Rows from a dataset:
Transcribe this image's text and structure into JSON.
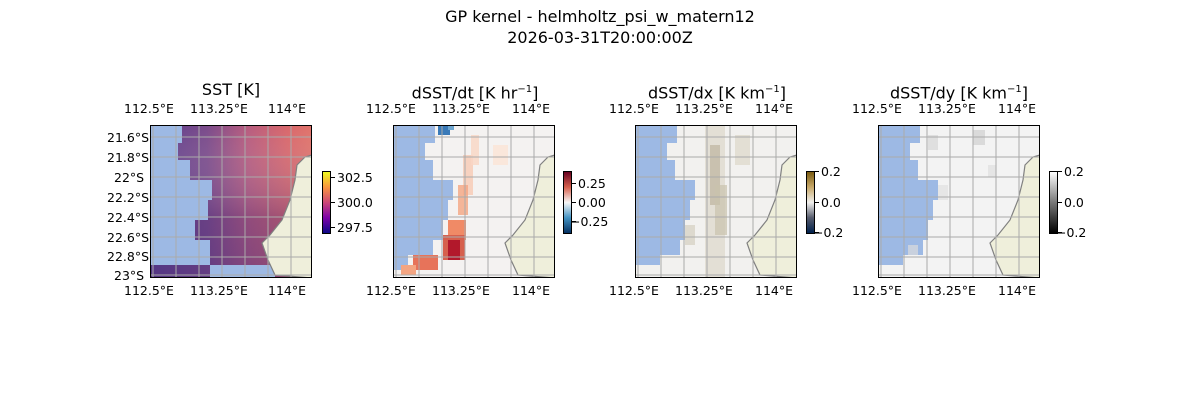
{
  "figure": {
    "title_line1": "GP kernel - helmholtz_psi_w_matern12",
    "title_line2": "2026-03-31T20:00:00Z"
  },
  "panels": [
    {
      "title": "SST [K]",
      "colormap": "plasma",
      "colorbar_ticks": [
        "302.5",
        "300.0",
        "297.5"
      ],
      "has_lat_labels": true
    },
    {
      "title_base": "dSST/dt [K hr",
      "title_sup": "−1",
      "title_end": "]",
      "colormap": "RdBu_r",
      "colorbar_ticks": [
        "0.25",
        "0.00",
        "−0.25"
      ],
      "has_lat_labels": false
    },
    {
      "title_base": "dSST/dx [K km",
      "title_sup": "−1",
      "title_end": "]",
      "colormap": "cividis-like",
      "colorbar_ticks": [
        "0.2",
        "0.0",
        "−0.2"
      ],
      "has_lat_labels": false
    },
    {
      "title_base": "dSST/dy [K km",
      "title_sup": "−1",
      "title_end": "]",
      "colormap": "grayscale",
      "colorbar_ticks": [
        "0.2",
        "0.0",
        "−0.2"
      ],
      "has_lat_labels": false
    }
  ],
  "axes": {
    "lon_ticks": [
      "112.5°E",
      "113.25°E",
      "114°E"
    ],
    "lat_ticks": [
      "21.6°S",
      "21.8°S",
      "22°S",
      "22.2°S",
      "22.4°S",
      "22.6°S",
      "22.8°S",
      "23°S"
    ]
  },
  "colors": {
    "ocean_mask": "#9db9e4",
    "land": "#efefdb",
    "coast": "#808080",
    "grid": "#aaaaaa"
  }
}
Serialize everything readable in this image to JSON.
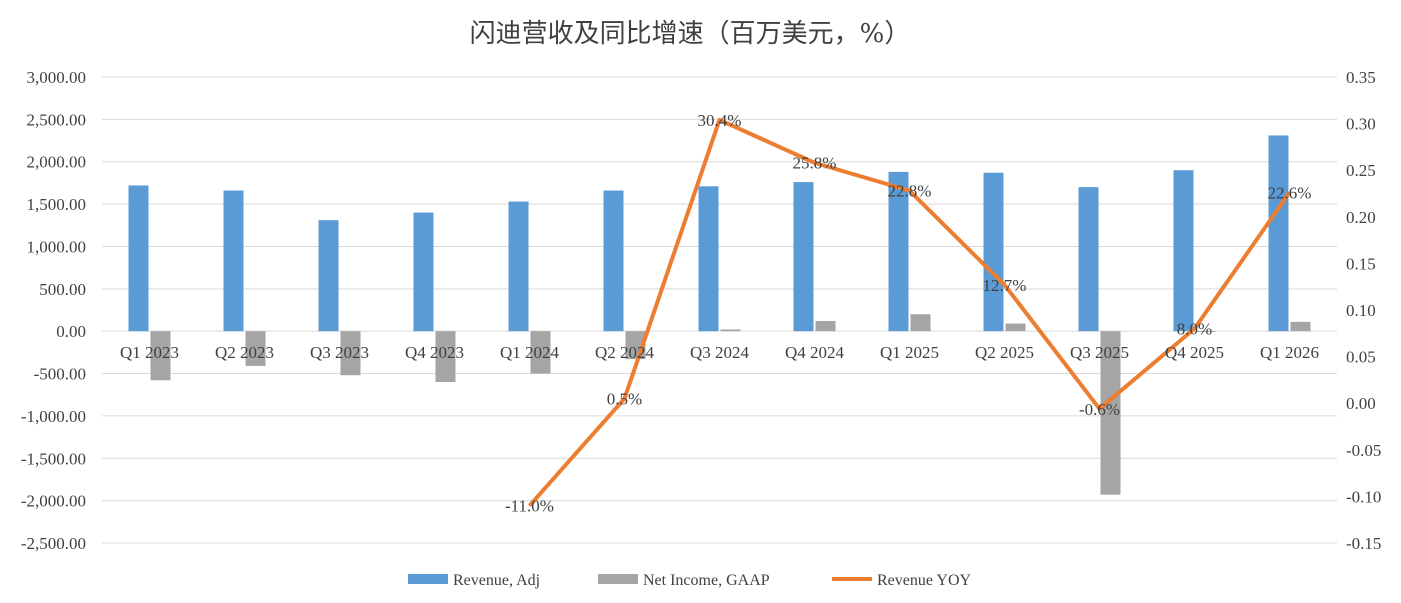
{
  "chart_data": {
    "type": "bar",
    "title": "闪迪营收及同比增速（百万美元，%）",
    "categories": [
      "Q1 2023",
      "Q2 2023",
      "Q3 2023",
      "Q4 2023",
      "Q1 2024",
      "Q2 2024",
      "Q3 2024",
      "Q4 2024",
      "Q1 2025",
      "Q2 2025",
      "Q3 2025",
      "Q4 2025",
      "Q1 2026"
    ],
    "series": [
      {
        "name": "Revenue, Adj",
        "type": "bar",
        "axis": "left",
        "color": "#5b9bd5",
        "values": [
          1720,
          1660,
          1310,
          1400,
          1530,
          1660,
          1710,
          1760,
          1880,
          1870,
          1700,
          1900,
          2310
        ]
      },
      {
        "name": "Net Income, GAAP",
        "type": "bar",
        "axis": "left",
        "color": "#a5a5a5",
        "values": [
          -580,
          -410,
          -520,
          -600,
          -500,
          -330,
          20,
          120,
          200,
          90,
          -1930,
          -10,
          110
        ]
      },
      {
        "name": "Revenue YOY",
        "type": "line",
        "axis": "right",
        "color": "#ed7d31",
        "values": [
          null,
          null,
          null,
          null,
          -0.11,
          0.005,
          0.304,
          0.258,
          0.228,
          0.127,
          -0.006,
          0.08,
          0.226
        ],
        "labels": [
          "",
          "",
          "",
          "",
          "-11.0%",
          "0.5%",
          "30.4%",
          "25.8%",
          "22.8%",
          "12.7%",
          "-0.6%",
          "8.0%",
          "22.6%"
        ]
      }
    ],
    "y_left": {
      "min": -2500,
      "max": 3000,
      "step": 500,
      "ticks": [
        "3,000.00",
        "2,500.00",
        "2,000.00",
        "1,500.00",
        "1,000.00",
        "500.00",
        "0.00",
        "-500.00",
        "-1,000.00",
        "-1,500.00",
        "-2,000.00",
        "-2,500.00"
      ]
    },
    "y_right": {
      "min": -0.15,
      "max": 0.35,
      "step": 0.05,
      "ticks": [
        "0.35",
        "0.30",
        "0.25",
        "0.20",
        "0.15",
        "0.10",
        "0.05",
        "0.00",
        "-0.05",
        "-0.10",
        "-0.15"
      ]
    },
    "grid": true,
    "legend": "bottom"
  }
}
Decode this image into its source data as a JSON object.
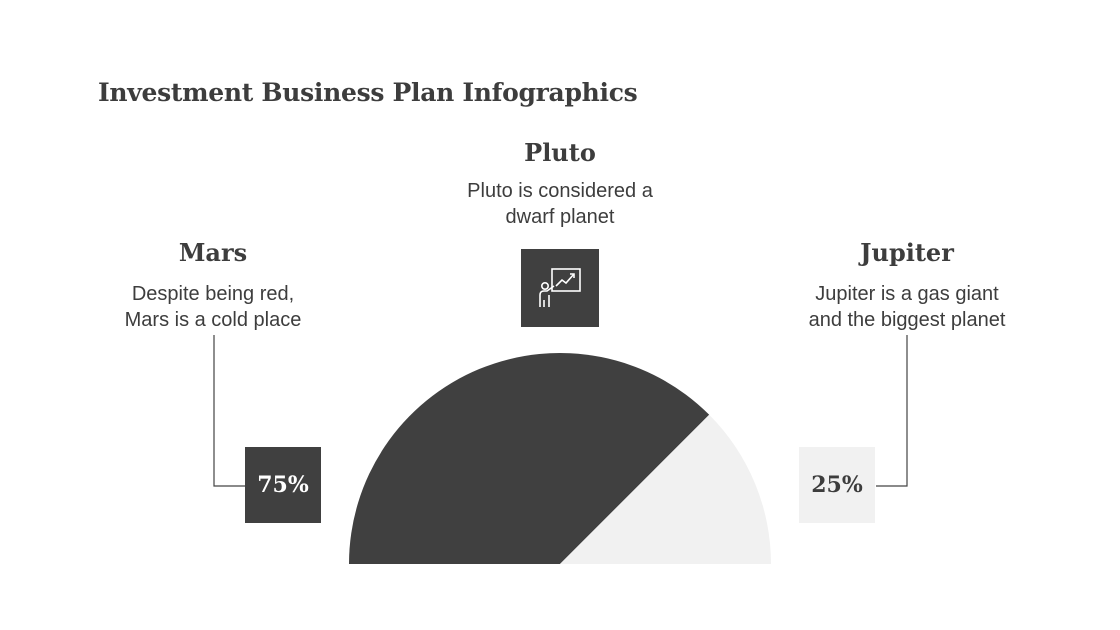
{
  "title": "Investment Business Plan Infographics",
  "colors": {
    "dark": "#404040",
    "light": "#f1f1f1",
    "text": "#3d3d3d"
  },
  "items": {
    "pluto": {
      "heading": "Pluto",
      "description_line1": "Pluto is considered a",
      "description_line2": "dwarf planet",
      "icon": "presentation-growth-chart-icon"
    },
    "mars": {
      "heading": "Mars",
      "description_line1": "Despite being red,",
      "description_line2": "Mars is a cold place",
      "value_label": "75%"
    },
    "jupiter": {
      "heading": "Jupiter",
      "description_line1": "Jupiter is a gas giant",
      "description_line2": "and the biggest planet",
      "value_label": "25%"
    }
  },
  "chart_data": {
    "type": "pie",
    "shape": "semicircle",
    "slices": [
      {
        "label": "Mars",
        "value": 75,
        "color": "#404040"
      },
      {
        "label": "Jupiter",
        "value": 25,
        "color": "#f1f1f1"
      }
    ]
  }
}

Problem
Gather from the records above every line containing the string "colormap".

Result of the task
      "colormap": "plasma",
      "colormap": "RdBu_r",
      "colormap": "cividis-like",
      "colormap": "grayscale",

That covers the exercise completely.